## STATED GOAL
Transcribe each record below word for word.

Items listed in a dataset
## start
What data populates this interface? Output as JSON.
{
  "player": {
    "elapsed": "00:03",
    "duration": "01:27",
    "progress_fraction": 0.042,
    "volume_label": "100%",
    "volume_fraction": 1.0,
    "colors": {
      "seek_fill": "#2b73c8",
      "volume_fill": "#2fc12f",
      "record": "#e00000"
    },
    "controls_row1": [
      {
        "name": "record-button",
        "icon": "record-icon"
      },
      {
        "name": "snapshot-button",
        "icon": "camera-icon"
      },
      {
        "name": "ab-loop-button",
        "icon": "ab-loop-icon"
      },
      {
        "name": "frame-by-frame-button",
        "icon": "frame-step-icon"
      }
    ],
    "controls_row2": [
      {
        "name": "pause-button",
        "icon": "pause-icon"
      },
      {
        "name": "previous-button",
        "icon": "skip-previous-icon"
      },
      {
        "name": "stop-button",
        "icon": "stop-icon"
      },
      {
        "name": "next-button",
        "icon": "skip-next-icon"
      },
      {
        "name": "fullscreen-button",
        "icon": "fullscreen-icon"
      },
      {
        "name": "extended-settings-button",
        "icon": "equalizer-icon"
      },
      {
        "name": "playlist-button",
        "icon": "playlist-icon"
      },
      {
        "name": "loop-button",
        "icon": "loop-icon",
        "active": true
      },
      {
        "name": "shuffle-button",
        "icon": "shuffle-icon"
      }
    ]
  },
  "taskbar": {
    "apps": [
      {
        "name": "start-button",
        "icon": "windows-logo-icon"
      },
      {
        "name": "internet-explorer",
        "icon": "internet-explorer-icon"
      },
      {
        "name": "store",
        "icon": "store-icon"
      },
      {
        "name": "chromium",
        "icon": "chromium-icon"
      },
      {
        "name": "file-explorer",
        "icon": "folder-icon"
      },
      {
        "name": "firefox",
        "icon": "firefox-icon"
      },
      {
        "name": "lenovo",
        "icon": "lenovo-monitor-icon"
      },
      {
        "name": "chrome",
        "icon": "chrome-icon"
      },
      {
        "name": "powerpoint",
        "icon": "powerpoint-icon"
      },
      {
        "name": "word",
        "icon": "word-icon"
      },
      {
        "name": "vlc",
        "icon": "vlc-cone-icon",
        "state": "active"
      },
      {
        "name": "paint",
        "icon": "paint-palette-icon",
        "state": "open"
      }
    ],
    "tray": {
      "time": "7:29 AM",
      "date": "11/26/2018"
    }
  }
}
## end
## CORRECT OUTPUT
What data populates this interface? Output as JSON.
{
  "player": {
    "elapsed": "00:03",
    "duration": "01:27",
    "progress_fraction": 0.042,
    "volume_label": "100%",
    "volume_fraction": 1.0,
    "colors": {
      "seek_fill": "#2b73c8",
      "volume_fill": "#2fc12f",
      "record": "#e00000"
    },
    "controls_row1": [
      {
        "name": "record-button",
        "icon": "record-icon"
      },
      {
        "name": "snapshot-button",
        "icon": "camera-icon"
      },
      {
        "name": "ab-loop-button",
        "icon": "ab-loop-icon"
      },
      {
        "name": "frame-by-frame-button",
        "icon": "frame-step-icon"
      }
    ],
    "controls_row2": [
      {
        "name": "pause-button",
        "icon": "pause-icon"
      },
      {
        "name": "previous-button",
        "icon": "skip-previous-icon"
      },
      {
        "name": "stop-button",
        "icon": "stop-icon"
      },
      {
        "name": "next-button",
        "icon": "skip-next-icon"
      },
      {
        "name": "fullscreen-button",
        "icon": "fullscreen-icon"
      },
      {
        "name": "extended-settings-button",
        "icon": "equalizer-icon"
      },
      {
        "name": "playlist-button",
        "icon": "playlist-icon"
      },
      {
        "name": "loop-button",
        "icon": "loop-icon",
        "active": true
      },
      {
        "name": "shuffle-button",
        "icon": "shuffle-icon"
      }
    ]
  },
  "taskbar": {
    "apps": [
      {
        "name": "start-button",
        "icon": "windows-logo-icon"
      },
      {
        "name": "internet-explorer",
        "icon": "internet-explorer-icon"
      },
      {
        "name": "store",
        "icon": "store-icon"
      },
      {
        "name": "chromium",
        "icon": "chromium-icon"
      },
      {
        "name": "file-explorer",
        "icon": "folder-icon"
      },
      {
        "name": "firefox",
        "icon": "firefox-icon"
      },
      {
        "name": "lenovo",
        "icon": "lenovo-monitor-icon"
      },
      {
        "name": "chrome",
        "icon": "chrome-icon"
      },
      {
        "name": "powerpoint",
        "icon": "powerpoint-icon"
      },
      {
        "name": "word",
        "icon": "word-icon"
      },
      {
        "name": "vlc",
        "icon": "vlc-cone-icon",
        "state": "active"
      },
      {
        "name": "paint",
        "icon": "paint-palette-icon",
        "state": "open"
      }
    ],
    "tray": {
      "time": "7:29 AM",
      "date": "11/26/2018"
    }
  }
}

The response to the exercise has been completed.